> [What is required] Can you pull out each line of the data below that includes the word "Dwayne"?

> [Supplied material]
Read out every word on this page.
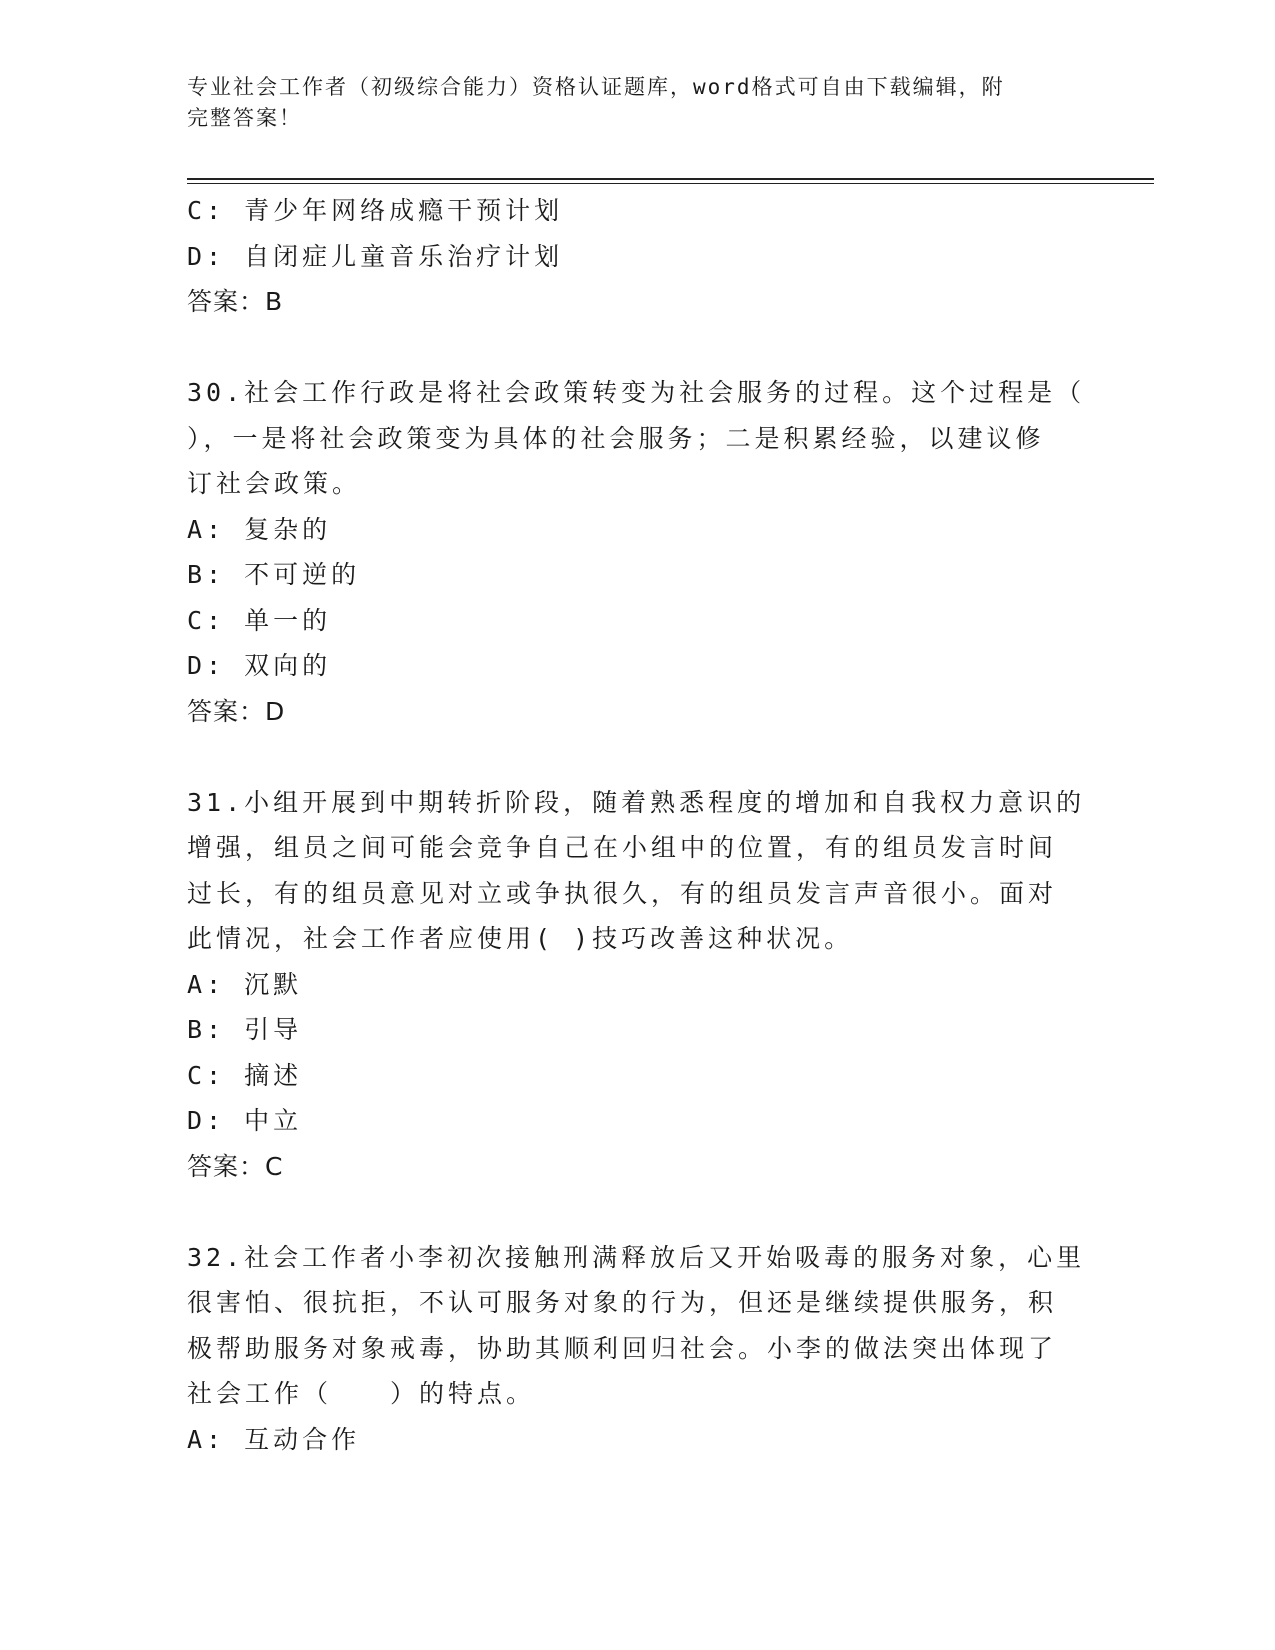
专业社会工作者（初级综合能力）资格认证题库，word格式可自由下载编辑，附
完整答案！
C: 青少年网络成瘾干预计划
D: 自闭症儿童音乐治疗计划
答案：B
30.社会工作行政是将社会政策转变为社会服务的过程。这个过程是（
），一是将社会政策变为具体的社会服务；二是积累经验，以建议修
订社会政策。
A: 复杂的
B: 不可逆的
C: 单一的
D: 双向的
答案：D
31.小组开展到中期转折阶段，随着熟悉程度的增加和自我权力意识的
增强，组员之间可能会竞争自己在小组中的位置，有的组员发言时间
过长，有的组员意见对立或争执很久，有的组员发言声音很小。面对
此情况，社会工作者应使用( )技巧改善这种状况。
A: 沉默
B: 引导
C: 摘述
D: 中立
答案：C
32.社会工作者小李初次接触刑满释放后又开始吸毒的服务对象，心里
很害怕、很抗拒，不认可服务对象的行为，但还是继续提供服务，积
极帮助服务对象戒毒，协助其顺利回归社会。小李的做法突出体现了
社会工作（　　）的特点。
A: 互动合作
...
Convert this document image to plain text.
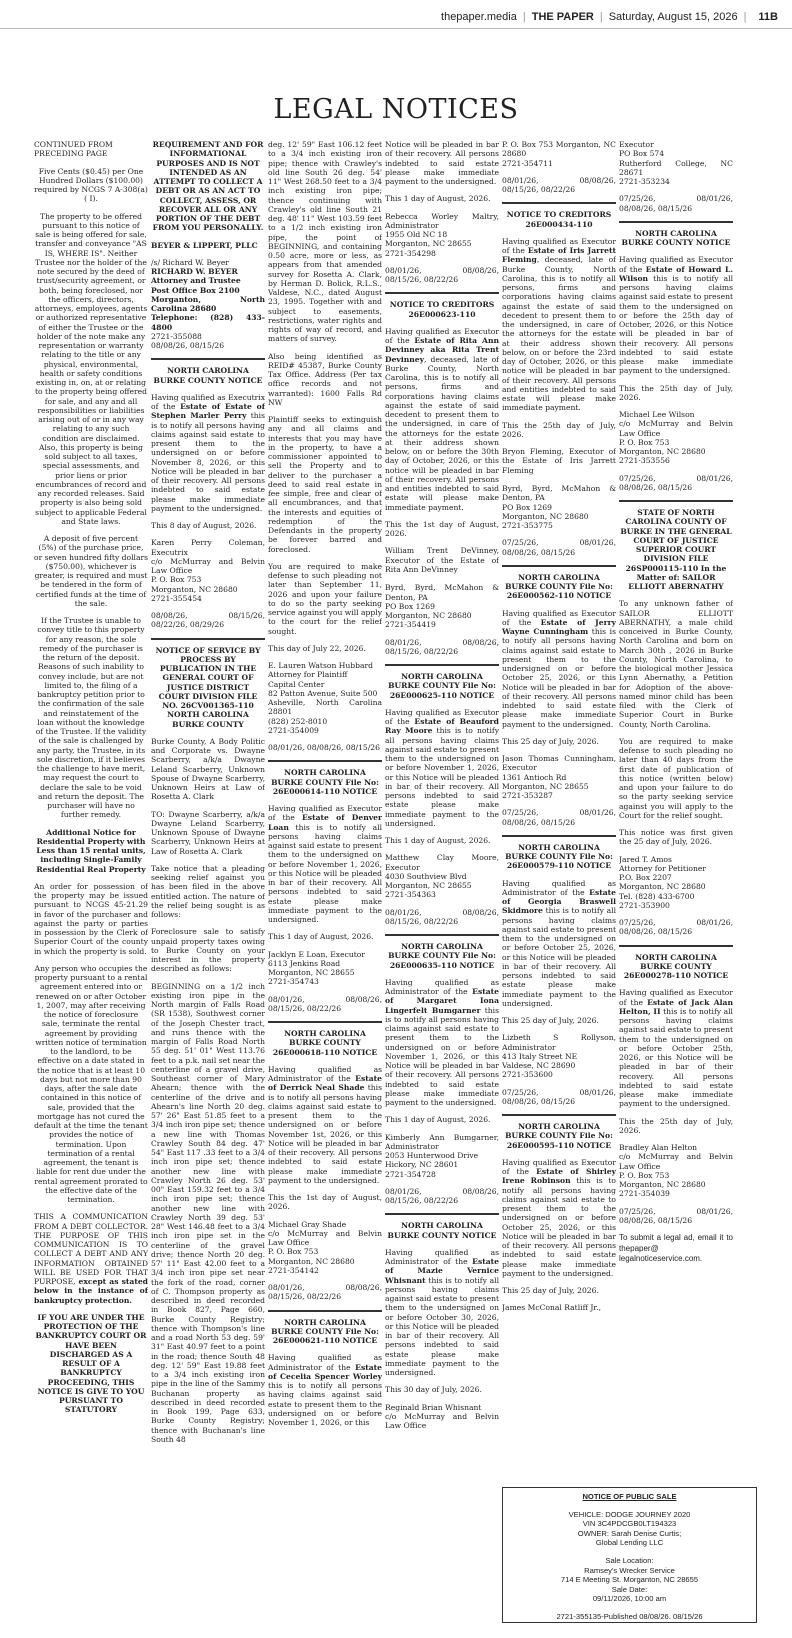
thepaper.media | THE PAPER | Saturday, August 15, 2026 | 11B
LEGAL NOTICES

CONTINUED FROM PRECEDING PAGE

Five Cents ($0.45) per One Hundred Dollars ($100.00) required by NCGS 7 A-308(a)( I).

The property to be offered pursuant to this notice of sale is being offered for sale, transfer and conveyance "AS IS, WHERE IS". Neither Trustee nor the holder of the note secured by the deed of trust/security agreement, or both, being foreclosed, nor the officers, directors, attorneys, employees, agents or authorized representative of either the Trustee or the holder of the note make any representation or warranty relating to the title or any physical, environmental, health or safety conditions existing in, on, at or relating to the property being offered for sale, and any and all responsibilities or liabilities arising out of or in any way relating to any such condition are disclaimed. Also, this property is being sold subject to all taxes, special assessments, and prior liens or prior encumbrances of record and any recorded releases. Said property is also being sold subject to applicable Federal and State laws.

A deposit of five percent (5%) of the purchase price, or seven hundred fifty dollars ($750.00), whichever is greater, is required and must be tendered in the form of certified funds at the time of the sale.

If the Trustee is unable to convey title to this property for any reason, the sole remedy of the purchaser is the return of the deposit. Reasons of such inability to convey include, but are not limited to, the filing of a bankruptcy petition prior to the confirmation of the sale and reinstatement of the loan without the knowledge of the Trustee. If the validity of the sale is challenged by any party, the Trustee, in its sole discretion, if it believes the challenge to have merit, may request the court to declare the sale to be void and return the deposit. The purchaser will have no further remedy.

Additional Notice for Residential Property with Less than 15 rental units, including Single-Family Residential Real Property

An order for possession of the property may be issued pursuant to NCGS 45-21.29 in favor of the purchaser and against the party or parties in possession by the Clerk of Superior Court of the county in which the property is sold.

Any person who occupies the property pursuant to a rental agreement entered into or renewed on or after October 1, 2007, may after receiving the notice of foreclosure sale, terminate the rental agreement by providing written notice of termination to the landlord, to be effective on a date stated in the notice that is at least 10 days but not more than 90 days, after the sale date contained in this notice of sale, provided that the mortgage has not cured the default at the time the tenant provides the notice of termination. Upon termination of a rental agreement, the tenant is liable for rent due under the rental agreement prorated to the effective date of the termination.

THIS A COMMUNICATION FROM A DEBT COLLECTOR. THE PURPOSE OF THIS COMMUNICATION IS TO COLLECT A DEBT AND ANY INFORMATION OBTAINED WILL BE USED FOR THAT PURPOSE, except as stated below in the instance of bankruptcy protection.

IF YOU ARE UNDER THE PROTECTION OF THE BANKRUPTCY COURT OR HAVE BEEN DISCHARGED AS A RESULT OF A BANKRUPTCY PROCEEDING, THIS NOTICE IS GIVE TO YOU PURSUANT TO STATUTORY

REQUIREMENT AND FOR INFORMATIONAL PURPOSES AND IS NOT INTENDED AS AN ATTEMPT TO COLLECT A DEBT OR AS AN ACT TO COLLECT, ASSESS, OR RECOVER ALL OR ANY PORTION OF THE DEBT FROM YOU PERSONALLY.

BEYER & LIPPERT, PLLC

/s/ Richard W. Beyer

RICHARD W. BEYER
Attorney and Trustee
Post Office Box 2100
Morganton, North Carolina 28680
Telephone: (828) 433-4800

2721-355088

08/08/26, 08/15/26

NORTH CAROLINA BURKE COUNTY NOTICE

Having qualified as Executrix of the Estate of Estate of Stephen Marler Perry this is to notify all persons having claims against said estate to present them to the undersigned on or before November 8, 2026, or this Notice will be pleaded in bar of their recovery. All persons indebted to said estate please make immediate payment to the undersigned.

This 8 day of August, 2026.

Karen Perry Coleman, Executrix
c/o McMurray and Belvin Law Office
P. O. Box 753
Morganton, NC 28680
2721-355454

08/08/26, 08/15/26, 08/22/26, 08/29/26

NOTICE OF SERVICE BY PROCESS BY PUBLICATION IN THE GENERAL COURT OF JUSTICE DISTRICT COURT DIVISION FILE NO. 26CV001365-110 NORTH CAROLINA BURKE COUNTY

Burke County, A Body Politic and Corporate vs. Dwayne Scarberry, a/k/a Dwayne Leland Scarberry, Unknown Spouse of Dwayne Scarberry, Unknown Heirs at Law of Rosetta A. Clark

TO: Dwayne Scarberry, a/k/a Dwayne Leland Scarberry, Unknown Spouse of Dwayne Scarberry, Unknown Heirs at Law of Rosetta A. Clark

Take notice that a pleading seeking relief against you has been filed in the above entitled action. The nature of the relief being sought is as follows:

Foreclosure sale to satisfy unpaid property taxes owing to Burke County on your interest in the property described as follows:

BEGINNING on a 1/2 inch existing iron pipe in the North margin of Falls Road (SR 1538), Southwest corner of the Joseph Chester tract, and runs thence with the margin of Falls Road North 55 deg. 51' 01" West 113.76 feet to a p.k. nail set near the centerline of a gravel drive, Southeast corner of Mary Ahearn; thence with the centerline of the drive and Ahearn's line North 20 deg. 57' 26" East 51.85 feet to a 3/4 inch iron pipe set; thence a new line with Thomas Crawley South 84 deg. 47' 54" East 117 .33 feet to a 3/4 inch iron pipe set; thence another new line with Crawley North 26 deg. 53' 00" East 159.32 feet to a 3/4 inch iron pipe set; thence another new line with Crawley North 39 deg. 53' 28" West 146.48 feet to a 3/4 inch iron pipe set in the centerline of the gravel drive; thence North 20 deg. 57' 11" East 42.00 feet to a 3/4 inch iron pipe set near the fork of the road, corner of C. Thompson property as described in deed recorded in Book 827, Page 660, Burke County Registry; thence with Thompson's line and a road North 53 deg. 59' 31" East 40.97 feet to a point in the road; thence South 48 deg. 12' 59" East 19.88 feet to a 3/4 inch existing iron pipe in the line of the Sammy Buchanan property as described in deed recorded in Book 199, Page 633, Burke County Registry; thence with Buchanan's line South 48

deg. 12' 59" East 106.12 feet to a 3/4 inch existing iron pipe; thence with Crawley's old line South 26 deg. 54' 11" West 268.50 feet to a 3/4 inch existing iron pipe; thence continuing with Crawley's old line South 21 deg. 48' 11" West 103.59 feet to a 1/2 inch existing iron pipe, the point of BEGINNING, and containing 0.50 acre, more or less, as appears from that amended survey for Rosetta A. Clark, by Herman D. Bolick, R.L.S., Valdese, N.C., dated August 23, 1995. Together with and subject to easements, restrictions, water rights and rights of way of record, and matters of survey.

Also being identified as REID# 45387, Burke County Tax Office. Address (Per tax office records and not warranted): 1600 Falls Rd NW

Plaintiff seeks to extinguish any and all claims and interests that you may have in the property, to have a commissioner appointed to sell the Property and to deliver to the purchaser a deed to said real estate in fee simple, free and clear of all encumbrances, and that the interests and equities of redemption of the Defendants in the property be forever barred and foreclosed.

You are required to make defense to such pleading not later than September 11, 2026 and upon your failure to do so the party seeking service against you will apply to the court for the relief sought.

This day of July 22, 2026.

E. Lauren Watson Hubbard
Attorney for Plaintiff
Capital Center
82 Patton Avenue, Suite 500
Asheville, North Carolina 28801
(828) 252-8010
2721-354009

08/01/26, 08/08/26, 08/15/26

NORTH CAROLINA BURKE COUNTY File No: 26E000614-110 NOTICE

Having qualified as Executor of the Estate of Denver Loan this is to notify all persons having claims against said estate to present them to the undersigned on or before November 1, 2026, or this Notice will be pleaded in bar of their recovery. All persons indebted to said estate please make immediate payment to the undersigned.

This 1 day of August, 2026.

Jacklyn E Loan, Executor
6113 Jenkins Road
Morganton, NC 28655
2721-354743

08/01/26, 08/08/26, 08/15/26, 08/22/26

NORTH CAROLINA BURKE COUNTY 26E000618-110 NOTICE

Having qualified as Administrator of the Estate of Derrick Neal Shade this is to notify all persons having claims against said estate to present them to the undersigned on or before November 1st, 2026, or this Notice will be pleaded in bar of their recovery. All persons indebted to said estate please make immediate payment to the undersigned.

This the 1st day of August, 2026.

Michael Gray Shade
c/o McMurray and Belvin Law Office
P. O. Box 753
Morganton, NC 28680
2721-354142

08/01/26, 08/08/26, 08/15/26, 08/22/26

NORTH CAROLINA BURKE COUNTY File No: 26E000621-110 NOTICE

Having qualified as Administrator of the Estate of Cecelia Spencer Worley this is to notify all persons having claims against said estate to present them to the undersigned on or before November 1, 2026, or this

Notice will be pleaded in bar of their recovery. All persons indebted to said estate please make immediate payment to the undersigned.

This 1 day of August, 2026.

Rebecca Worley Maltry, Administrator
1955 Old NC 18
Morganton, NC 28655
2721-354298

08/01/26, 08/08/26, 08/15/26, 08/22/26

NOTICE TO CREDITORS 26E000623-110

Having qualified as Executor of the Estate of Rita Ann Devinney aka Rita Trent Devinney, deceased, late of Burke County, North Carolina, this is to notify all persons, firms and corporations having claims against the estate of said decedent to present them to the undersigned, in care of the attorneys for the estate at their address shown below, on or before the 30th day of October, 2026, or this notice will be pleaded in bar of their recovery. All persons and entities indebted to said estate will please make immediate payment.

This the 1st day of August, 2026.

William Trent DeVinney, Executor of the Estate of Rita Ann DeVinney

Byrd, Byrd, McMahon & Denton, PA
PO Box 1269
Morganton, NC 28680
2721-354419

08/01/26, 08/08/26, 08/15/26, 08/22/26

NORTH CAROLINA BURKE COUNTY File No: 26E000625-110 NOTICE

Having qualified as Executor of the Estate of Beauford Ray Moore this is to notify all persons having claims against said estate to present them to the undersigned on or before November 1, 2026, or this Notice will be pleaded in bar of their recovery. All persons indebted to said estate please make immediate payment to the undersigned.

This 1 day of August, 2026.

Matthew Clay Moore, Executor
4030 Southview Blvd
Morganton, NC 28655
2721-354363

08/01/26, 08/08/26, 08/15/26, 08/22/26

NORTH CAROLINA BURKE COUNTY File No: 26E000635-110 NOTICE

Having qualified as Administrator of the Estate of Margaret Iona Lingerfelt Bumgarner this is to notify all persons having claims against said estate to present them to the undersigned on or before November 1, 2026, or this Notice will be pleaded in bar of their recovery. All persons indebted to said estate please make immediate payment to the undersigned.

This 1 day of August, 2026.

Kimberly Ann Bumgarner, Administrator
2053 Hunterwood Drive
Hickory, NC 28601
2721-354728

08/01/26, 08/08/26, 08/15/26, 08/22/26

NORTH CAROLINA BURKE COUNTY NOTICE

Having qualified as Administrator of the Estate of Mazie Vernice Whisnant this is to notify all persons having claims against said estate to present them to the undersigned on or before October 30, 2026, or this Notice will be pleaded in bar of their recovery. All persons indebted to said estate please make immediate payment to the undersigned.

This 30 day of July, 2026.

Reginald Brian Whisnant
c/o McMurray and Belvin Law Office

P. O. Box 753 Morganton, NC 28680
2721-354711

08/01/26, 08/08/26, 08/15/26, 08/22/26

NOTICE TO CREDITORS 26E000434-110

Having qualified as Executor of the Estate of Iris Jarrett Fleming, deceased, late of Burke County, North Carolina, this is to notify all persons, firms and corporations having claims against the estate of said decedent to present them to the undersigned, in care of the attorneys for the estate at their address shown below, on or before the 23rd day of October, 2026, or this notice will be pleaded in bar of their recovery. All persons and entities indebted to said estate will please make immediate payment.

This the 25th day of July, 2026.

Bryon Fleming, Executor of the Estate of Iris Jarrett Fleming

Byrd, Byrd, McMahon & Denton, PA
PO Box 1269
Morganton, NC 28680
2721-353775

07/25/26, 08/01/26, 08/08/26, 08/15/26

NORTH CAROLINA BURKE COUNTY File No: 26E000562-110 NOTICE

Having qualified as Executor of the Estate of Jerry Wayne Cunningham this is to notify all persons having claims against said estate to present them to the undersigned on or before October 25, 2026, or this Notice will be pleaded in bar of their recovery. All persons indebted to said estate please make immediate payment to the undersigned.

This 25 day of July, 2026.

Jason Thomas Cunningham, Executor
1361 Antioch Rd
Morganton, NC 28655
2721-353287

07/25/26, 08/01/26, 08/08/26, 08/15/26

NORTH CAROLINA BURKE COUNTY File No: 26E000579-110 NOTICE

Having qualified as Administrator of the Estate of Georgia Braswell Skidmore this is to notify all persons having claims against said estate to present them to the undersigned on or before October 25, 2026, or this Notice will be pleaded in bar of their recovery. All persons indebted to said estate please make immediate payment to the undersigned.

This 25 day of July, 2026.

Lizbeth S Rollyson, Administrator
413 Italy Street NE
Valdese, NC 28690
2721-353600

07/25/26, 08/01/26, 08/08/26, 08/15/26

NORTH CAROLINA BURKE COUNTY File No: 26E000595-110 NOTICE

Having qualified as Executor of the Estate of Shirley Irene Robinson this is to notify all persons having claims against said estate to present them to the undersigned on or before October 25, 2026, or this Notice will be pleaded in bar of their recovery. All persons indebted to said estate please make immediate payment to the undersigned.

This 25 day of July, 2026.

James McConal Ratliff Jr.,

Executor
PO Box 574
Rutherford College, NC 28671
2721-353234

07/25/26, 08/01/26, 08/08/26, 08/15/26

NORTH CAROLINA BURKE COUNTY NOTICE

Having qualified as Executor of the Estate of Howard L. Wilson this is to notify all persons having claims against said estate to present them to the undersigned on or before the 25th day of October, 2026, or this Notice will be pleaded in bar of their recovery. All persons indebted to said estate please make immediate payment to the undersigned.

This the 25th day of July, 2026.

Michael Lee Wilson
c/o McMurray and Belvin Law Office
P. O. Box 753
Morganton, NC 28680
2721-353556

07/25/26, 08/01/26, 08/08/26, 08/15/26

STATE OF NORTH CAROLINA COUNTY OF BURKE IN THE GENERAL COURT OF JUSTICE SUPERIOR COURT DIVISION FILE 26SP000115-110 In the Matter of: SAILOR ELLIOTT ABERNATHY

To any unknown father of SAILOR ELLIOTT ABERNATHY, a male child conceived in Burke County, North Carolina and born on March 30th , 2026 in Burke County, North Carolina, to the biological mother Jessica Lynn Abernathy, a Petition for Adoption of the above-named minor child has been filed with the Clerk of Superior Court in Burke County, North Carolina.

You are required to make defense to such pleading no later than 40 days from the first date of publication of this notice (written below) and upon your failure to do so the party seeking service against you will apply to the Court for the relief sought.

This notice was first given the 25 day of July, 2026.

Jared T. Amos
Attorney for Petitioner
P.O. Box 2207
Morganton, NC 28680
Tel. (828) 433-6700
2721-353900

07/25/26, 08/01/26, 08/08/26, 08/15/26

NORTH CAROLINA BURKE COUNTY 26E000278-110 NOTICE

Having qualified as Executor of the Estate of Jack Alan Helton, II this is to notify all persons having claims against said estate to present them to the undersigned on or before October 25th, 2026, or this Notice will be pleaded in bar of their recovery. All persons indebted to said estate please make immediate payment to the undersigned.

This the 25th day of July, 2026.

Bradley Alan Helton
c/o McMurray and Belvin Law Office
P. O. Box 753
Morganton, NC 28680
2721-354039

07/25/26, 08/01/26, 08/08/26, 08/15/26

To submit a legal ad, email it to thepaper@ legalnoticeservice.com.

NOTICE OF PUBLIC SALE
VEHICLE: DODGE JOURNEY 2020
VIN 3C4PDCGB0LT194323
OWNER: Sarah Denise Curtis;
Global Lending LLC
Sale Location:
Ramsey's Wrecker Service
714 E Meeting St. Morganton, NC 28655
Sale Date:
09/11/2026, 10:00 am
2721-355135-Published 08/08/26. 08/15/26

> [Finished task]
Burke County, A Body Politic and Corporate vs. Dwayne Scarberry, a/k/a Dwayne Leland Scarberry, Unknown Spouse of Dwayne Scarberry, Unknown Heirs at Law of Rosetta A. Clark
TO: Dwayne Scarberry, a/k/a Dwayne Leland Scarberry, Unknown Spouse of Dwayne Scarberry, Unknown Heirs at Law of Rosetta A. Clark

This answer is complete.